**Exercise aim**
Copy the lines of the data below word for word, starting with the line that contains "542, 224, 560]" and stopping after the line that contains "415, 136, 433]".

Box coordinate listings
____
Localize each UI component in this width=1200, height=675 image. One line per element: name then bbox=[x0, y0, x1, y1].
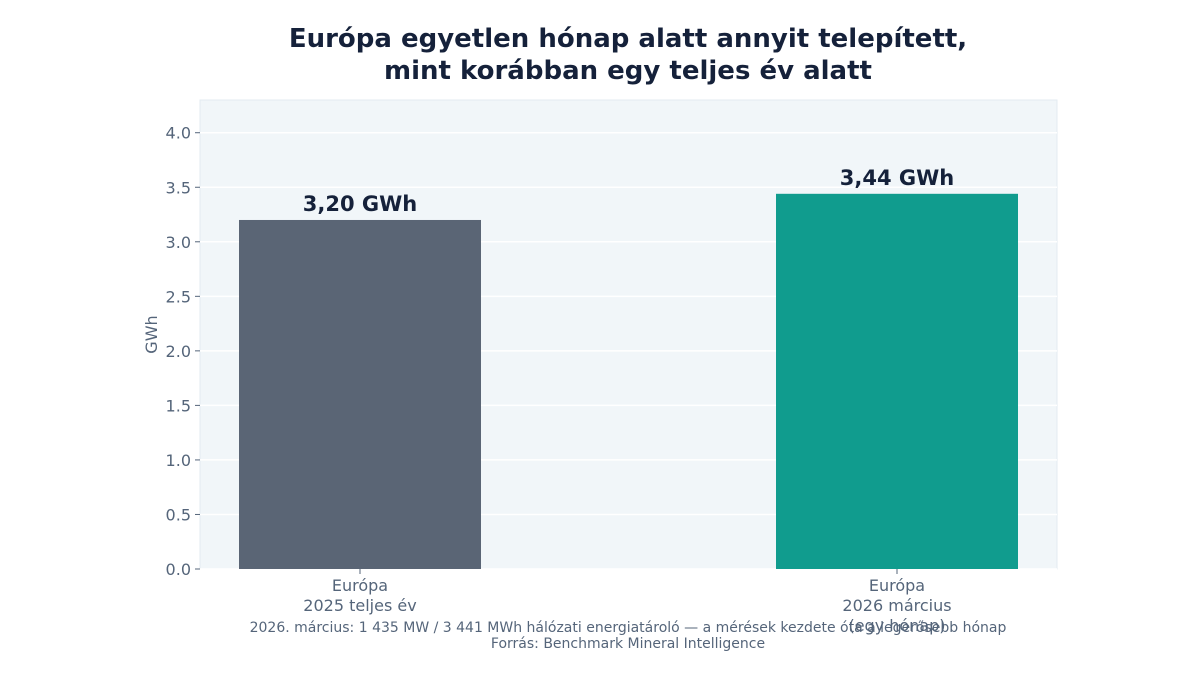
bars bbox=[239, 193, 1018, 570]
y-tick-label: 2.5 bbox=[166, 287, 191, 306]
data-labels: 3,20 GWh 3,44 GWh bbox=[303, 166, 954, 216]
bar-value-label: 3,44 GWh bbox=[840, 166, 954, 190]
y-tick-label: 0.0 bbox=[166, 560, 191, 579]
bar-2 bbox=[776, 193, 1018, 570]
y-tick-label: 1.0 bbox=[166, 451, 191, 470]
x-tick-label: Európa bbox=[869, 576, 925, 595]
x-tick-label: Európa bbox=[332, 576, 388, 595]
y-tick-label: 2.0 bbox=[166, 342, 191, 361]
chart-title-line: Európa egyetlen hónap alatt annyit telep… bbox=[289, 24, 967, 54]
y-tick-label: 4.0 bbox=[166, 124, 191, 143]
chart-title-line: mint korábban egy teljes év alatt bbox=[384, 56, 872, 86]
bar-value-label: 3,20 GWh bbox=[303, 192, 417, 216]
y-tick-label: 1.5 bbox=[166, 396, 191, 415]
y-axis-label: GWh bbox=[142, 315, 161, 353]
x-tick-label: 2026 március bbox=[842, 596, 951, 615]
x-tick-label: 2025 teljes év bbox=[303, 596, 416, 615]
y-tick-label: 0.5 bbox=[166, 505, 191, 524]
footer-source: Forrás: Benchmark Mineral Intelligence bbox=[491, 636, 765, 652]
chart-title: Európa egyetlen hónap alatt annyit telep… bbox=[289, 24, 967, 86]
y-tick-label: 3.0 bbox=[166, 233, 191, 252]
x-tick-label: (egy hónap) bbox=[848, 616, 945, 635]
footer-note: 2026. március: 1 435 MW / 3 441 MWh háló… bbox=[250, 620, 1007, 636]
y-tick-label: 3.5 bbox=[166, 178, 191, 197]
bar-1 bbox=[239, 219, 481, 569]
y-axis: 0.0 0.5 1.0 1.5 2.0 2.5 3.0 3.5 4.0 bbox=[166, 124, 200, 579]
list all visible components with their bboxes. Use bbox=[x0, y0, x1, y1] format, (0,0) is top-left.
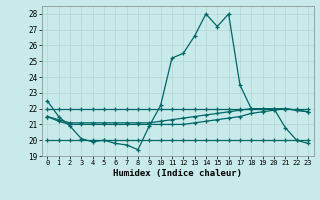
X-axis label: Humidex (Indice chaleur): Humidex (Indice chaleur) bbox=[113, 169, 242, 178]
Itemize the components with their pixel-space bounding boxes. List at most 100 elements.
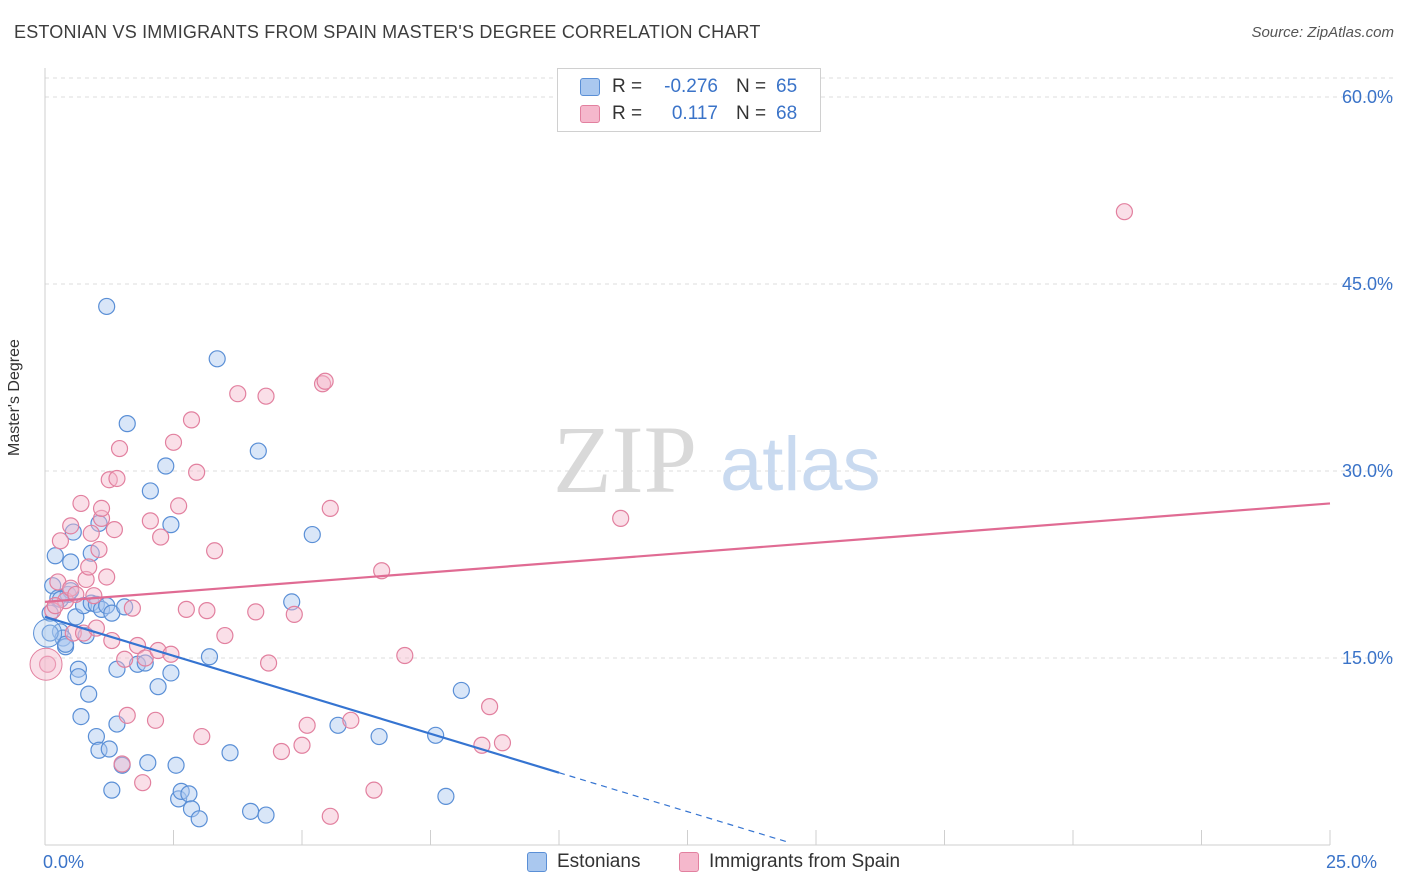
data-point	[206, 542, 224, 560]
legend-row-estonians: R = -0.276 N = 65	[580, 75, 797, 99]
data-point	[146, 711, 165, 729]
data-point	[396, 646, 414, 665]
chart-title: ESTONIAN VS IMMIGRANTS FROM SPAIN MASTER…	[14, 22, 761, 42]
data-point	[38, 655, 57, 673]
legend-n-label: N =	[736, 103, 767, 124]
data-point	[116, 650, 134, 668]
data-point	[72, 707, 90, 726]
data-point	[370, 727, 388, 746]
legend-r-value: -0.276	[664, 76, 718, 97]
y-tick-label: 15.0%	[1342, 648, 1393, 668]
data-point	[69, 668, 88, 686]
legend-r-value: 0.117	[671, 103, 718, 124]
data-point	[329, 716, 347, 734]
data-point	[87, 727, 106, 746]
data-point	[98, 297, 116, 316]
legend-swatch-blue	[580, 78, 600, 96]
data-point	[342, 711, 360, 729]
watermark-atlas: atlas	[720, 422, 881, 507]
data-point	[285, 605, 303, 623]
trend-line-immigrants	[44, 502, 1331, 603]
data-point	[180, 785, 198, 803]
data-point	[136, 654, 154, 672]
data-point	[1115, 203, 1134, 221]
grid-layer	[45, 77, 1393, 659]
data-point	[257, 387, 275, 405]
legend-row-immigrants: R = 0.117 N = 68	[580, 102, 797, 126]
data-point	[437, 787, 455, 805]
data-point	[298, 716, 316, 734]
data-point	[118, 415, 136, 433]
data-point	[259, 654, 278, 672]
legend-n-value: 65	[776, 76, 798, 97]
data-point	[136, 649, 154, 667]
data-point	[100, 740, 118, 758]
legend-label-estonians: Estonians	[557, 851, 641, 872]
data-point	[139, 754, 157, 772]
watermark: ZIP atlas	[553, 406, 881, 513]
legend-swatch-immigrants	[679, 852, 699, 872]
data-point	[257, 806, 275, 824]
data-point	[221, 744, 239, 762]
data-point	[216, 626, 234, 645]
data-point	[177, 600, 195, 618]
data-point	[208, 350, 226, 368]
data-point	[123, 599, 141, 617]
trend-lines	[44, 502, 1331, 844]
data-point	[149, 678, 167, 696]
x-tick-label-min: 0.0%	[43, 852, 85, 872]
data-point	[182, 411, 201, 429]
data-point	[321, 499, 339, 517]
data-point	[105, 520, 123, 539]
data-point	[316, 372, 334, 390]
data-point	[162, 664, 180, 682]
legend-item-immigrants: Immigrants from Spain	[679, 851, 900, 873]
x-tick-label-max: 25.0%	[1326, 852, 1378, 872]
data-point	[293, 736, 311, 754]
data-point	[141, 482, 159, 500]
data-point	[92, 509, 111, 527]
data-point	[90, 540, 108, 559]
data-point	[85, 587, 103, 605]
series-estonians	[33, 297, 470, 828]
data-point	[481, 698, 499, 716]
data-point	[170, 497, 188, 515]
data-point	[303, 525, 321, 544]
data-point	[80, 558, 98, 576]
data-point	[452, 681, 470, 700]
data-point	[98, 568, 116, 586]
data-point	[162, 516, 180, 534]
____
**The solution**
data-point	[206, 542, 224, 560]
legend-row-estonians: R = -0.276 N = 65	[580, 75, 797, 99]
data-point	[146, 711, 165, 729]
data-point	[396, 646, 414, 665]
chart-title: ESTONIAN VS IMMIGRANTS FROM SPAIN MASTER…	[14, 22, 761, 42]
data-point	[38, 655, 57, 673]
legend-n-label: N =	[736, 103, 767, 124]
data-point	[116, 650, 134, 668]
data-point	[72, 707, 90, 726]
data-point	[370, 727, 388, 746]
legend-r-value: -0.276	[664, 76, 718, 97]
y-tick-label: 15.0%	[1342, 648, 1393, 668]
data-point	[69, 668, 88, 686]
legend-r-value: 0.117	[671, 103, 718, 124]
data-point	[329, 716, 347, 734]
data-point	[87, 727, 106, 746]
data-point	[98, 297, 116, 316]
legend-swatch-blue	[580, 78, 600, 96]
data-point	[342, 711, 360, 729]
watermark-atlas: atlas	[720, 422, 881, 507]
data-point	[285, 605, 303, 623]
trend-line-immigrants	[44, 502, 1331, 603]
data-point	[180, 785, 198, 803]
data-point	[136, 654, 154, 672]
data-point	[1115, 203, 1134, 221]
grid-layer	[45, 77, 1393, 659]
data-point	[257, 387, 275, 405]
legend-row-immigrants: R = 0.117 N = 68	[580, 102, 797, 126]
data-point	[437, 787, 455, 805]
data-point	[298, 716, 316, 734]
data-point	[118, 415, 136, 433]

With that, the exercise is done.